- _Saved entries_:
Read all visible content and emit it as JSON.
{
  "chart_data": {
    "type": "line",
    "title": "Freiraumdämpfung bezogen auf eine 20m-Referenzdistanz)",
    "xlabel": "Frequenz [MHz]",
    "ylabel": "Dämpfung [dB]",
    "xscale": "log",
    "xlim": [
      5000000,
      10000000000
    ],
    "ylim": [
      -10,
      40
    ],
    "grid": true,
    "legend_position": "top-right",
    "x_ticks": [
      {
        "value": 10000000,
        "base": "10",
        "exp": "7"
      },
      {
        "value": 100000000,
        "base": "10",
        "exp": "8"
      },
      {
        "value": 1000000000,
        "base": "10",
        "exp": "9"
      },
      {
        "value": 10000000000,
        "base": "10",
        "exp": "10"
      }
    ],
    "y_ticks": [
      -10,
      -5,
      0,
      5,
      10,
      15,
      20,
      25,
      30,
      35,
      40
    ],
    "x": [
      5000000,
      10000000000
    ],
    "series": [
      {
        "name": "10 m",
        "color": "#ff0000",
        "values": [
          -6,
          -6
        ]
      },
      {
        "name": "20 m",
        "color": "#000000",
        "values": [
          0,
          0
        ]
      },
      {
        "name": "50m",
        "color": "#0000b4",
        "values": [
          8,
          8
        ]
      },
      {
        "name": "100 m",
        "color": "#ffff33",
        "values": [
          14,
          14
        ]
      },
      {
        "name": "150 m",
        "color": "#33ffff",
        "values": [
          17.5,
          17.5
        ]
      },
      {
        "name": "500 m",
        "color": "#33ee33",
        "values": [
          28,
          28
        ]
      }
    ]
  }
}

- _Exercise brief_: Give the data again, exactly as it stands.

- _Final result_:
Read all visible content and emit it as JSON.
{
  "chart_data": {
    "type": "line",
    "title": "Freiraumdämpfung bezogen auf eine 20m-Referenzdistanz)",
    "xlabel": "Frequenz [MHz]",
    "ylabel": "Dämpfung [dB]",
    "xscale": "log",
    "xlim": [
      5000000,
      10000000000
    ],
    "ylim": [
      -10,
      40
    ],
    "grid": true,
    "legend_position": "top-right",
    "x_ticks": [
      {
        "value": 10000000,
        "base": "10",
        "exp": "7"
      },
      {
        "value": 100000000,
        "base": "10",
        "exp": "8"
      },
      {
        "value": 1000000000,
        "base": "10",
        "exp": "9"
      },
      {
        "value": 10000000000,
        "base": "10",
        "exp": "10"
      }
    ],
    "y_ticks": [
      -10,
      -5,
      0,
      5,
      10,
      15,
      20,
      25,
      30,
      35,
      40
    ],
    "x": [
      5000000,
      10000000000
    ],
    "series": [
      {
        "name": "10 m",
        "color": "#ff0000",
        "values": [
          -6,
          -6
        ]
      },
      {
        "name": "20 m",
        "color": "#000000",
        "values": [
          0,
          0
        ]
      },
      {
        "name": "50m",
        "color": "#0000b4",
        "values": [
          8,
          8
        ]
      },
      {
        "name": "100 m",
        "color": "#ffff33",
        "values": [
          14,
          14
        ]
      },
      {
        "name": "150 m",
        "color": "#33ffff",
        "values": [
          17.5,
          17.5
        ]
      },
      {
        "name": "500 m",
        "color": "#33ee33",
        "values": [
          28,
          28
        ]
      }
    ]
  }
}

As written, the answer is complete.